Show all lines that include the string "Société"; copy each one.

+++ DATA SECTION

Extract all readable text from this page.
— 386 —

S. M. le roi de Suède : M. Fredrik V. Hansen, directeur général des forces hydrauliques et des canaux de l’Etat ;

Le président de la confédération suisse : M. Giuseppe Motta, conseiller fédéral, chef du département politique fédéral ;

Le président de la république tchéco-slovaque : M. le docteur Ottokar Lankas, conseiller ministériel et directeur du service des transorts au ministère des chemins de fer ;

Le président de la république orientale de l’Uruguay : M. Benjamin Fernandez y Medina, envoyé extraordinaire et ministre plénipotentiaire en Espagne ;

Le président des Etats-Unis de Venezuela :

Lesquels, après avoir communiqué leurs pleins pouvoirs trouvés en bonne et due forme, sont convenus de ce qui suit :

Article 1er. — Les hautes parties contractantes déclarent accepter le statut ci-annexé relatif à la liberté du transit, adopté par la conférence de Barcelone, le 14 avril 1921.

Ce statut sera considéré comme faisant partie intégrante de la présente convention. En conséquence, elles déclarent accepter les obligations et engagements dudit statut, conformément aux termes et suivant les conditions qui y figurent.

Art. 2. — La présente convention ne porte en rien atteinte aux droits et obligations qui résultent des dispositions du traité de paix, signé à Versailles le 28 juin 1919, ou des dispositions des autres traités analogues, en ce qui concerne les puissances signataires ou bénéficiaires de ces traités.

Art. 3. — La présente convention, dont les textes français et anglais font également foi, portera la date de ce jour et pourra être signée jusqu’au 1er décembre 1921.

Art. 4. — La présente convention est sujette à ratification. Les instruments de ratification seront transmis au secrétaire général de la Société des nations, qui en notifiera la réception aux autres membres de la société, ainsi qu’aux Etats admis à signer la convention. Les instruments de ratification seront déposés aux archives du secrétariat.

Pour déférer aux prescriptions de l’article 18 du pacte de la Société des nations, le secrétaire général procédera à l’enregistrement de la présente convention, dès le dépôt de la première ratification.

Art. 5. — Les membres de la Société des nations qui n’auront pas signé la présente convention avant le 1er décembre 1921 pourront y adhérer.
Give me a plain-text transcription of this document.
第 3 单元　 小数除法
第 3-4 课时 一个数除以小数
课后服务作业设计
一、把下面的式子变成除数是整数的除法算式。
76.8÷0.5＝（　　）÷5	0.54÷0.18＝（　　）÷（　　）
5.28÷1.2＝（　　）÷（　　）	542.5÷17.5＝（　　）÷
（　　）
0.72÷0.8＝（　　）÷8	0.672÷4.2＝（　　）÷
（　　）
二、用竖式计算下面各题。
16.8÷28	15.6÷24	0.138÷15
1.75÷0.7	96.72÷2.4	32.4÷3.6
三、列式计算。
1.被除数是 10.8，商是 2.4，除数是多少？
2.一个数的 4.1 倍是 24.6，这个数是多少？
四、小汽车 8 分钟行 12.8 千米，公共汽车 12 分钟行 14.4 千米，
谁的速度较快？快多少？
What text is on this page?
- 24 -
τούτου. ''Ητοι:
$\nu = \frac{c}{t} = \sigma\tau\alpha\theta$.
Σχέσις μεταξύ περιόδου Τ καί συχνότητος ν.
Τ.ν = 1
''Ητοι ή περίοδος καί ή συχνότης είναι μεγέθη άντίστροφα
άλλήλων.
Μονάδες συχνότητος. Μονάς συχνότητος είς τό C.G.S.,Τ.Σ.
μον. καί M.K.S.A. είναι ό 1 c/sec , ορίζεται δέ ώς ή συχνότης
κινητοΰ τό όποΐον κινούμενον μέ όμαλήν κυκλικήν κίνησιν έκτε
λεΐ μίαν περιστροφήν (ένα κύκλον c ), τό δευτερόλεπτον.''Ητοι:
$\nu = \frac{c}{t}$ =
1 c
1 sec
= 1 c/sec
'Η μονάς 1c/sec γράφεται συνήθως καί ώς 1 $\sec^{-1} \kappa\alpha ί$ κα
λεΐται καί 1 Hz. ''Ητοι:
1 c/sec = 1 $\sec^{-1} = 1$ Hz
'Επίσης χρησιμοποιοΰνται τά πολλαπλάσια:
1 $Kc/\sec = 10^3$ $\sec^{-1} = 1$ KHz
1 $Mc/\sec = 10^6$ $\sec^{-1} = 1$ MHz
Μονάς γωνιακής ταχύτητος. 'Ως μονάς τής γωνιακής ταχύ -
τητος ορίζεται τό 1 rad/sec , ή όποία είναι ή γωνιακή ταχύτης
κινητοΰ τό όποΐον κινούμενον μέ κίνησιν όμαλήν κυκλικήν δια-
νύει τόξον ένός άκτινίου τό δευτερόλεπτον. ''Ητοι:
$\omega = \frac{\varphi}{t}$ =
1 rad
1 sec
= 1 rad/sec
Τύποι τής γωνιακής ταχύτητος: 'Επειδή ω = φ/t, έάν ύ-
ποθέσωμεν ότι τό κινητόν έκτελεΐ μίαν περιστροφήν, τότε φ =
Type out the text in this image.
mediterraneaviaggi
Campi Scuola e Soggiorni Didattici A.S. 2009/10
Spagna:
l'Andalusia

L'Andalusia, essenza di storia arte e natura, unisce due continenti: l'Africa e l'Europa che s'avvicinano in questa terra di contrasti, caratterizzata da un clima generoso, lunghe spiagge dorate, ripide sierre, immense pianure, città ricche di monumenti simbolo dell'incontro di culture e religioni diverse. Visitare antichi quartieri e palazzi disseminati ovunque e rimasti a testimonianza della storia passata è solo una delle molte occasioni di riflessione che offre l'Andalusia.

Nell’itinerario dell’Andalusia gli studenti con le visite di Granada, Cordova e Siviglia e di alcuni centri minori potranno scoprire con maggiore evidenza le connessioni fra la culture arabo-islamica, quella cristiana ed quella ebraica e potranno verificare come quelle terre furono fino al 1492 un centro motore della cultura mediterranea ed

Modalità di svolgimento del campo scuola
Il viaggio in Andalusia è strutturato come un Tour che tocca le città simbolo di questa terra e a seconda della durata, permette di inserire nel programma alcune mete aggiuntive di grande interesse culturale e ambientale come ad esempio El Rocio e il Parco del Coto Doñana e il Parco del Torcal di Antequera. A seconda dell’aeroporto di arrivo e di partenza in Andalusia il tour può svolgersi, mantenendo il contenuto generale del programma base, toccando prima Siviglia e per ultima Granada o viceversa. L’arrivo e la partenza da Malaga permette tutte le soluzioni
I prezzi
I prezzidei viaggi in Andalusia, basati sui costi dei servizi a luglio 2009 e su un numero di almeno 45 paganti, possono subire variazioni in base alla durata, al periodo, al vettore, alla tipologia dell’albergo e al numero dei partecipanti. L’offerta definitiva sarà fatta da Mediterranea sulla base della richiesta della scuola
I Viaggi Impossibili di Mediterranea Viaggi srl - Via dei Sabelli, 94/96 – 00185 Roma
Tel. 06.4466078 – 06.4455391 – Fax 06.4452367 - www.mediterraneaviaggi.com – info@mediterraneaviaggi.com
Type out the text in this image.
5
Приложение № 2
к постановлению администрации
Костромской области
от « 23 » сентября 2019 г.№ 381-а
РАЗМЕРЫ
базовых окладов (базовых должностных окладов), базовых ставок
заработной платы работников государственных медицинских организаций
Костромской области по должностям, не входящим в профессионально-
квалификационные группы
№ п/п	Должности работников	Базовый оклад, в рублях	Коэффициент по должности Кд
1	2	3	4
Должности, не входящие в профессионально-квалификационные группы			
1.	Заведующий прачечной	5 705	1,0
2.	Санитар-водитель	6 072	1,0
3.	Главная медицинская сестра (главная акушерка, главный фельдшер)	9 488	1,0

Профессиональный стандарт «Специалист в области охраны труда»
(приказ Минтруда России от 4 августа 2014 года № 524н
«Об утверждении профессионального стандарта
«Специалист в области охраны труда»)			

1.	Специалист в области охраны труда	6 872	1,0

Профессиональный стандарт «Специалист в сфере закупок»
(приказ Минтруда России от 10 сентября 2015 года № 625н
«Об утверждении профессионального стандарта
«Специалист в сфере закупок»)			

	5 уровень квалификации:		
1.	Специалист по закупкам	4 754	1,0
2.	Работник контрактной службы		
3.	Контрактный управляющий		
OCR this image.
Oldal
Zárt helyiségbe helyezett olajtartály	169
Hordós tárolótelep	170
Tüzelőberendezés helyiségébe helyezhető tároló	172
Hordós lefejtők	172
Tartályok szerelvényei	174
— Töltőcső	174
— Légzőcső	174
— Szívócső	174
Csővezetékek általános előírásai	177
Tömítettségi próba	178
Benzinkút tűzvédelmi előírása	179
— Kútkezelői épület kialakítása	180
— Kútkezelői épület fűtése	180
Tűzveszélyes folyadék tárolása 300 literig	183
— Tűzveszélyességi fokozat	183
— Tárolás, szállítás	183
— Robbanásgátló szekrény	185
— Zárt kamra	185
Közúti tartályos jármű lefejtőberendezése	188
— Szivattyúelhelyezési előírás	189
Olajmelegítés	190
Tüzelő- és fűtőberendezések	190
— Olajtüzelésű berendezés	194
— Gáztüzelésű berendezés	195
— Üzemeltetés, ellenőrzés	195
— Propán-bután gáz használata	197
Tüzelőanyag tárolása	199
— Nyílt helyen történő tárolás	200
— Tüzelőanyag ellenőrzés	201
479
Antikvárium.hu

++++++

TASK OUTPUT —
Art. 4. — La présente convention est sujette à ratification. Les instruments de ratification seront transmis au secrétaire général de la Société des nations, qui en notifiera la réception aux autres membres de la société, ainsi qu’aux Etats admis à signer la convention. Les instruments de ratification seront déposés aux archives du secrétariat.
Pour déférer aux prescriptions de l’article 18 du pacte de la Société des nations, le secrétaire général procédera à l’enregistrement de la présente convention, dès le dépôt de la première ratification.
Art. 5. — Les membres de la Société des nations qui n’auront pas signé la présente convention avant le 1er décembre 1921 pourront y adhérer.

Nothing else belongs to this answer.